◆ Instructions for the task ◆
Pull out every line below that contains the string "required", treating uppercase and lowercase as different.

◆ Material ◆
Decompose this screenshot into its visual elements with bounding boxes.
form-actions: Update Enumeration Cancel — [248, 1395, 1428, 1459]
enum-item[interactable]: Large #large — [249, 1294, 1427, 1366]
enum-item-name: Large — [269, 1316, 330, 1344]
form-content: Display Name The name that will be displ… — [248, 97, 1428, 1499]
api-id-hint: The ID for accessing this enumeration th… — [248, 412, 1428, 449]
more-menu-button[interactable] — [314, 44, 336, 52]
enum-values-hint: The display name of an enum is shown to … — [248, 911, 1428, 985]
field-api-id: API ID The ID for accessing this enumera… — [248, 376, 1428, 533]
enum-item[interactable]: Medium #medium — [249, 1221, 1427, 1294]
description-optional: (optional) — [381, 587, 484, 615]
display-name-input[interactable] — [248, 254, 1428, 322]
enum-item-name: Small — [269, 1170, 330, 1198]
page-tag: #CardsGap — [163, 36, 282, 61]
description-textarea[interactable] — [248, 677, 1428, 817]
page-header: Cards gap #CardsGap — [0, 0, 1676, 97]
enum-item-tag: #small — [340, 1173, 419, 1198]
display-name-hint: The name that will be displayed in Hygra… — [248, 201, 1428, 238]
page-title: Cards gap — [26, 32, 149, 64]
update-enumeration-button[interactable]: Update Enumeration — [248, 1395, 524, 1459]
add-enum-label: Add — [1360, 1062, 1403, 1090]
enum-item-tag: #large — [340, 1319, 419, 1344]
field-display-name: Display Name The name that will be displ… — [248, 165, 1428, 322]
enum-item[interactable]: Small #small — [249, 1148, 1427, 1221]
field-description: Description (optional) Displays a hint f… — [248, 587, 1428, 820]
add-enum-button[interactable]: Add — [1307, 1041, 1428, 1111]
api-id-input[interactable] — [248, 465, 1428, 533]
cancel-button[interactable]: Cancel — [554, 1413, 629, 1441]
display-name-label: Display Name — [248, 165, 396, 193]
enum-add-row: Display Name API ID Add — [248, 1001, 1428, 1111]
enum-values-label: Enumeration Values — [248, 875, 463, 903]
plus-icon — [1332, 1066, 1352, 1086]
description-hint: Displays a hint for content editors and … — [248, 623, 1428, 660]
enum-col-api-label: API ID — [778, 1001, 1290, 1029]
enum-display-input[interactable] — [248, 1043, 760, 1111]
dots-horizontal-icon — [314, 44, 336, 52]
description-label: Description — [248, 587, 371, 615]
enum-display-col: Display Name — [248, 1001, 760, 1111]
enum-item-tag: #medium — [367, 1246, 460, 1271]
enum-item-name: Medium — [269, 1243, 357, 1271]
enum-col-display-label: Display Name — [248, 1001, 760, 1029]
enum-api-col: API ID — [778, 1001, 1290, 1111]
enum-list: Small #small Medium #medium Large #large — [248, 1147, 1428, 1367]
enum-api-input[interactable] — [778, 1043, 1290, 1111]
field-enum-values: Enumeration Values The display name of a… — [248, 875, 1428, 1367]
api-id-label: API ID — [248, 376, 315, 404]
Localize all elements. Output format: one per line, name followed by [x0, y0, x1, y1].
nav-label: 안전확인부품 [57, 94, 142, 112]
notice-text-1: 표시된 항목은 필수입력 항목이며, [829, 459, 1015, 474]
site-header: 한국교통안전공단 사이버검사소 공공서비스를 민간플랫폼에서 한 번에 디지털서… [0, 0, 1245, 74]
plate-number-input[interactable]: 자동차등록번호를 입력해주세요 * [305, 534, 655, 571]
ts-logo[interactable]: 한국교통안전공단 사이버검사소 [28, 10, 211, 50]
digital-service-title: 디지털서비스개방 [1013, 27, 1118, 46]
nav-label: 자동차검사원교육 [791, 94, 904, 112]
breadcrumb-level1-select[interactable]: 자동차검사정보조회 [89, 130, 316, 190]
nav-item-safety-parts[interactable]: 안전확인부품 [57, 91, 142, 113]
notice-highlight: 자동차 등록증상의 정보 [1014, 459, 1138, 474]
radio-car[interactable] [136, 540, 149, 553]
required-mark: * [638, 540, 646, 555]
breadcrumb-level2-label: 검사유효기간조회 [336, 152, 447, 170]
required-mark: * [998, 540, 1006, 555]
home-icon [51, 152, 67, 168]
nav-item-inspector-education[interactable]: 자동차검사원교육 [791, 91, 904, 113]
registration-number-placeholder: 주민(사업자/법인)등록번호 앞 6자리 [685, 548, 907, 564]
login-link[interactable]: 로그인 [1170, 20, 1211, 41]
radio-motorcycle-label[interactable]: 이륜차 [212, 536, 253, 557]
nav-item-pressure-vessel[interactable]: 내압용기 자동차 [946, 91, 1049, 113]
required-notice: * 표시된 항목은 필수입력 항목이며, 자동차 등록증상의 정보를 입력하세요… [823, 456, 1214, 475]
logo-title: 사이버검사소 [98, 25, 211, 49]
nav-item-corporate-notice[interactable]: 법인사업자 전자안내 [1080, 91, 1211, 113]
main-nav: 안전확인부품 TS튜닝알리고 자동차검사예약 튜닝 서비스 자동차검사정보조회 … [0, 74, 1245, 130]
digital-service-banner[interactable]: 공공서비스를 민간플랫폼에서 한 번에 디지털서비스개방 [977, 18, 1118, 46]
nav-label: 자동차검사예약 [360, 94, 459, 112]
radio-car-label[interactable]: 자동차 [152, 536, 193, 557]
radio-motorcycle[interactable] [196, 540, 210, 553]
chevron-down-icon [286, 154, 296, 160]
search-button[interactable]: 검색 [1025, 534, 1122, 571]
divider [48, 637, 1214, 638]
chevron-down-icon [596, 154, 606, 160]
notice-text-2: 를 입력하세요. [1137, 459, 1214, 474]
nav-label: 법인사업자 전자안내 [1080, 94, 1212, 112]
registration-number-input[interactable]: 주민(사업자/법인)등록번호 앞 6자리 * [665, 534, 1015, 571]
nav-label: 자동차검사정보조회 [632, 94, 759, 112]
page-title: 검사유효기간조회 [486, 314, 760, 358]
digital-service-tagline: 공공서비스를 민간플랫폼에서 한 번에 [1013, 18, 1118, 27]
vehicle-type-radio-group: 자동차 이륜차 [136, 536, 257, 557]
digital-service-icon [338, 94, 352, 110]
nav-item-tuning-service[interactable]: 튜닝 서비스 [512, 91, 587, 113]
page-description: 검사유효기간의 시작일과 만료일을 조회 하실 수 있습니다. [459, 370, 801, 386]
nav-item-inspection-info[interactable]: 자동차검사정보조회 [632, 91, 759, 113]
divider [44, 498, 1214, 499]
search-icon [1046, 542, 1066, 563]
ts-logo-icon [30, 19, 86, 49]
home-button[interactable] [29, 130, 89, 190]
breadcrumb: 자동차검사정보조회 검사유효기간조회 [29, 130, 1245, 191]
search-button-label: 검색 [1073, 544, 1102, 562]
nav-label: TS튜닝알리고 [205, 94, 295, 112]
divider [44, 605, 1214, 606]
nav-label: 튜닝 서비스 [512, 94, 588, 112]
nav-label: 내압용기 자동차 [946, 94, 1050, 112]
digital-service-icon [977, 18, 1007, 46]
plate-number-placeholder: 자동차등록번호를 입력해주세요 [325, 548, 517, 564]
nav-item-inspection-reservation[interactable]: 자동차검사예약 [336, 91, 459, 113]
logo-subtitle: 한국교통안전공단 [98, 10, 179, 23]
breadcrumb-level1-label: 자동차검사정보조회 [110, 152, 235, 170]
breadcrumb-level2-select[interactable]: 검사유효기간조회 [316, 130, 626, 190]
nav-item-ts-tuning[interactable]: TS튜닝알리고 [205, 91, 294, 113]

◆ Result of this task ◆
required-mark: * [638, 540, 646, 555]
required-mark: * [998, 540, 1006, 555]
required-notice: * 표시된 항목은 필수입력 항목이며, 자동차 등록증상의 정보를 입력하세요… [823, 456, 1214, 475]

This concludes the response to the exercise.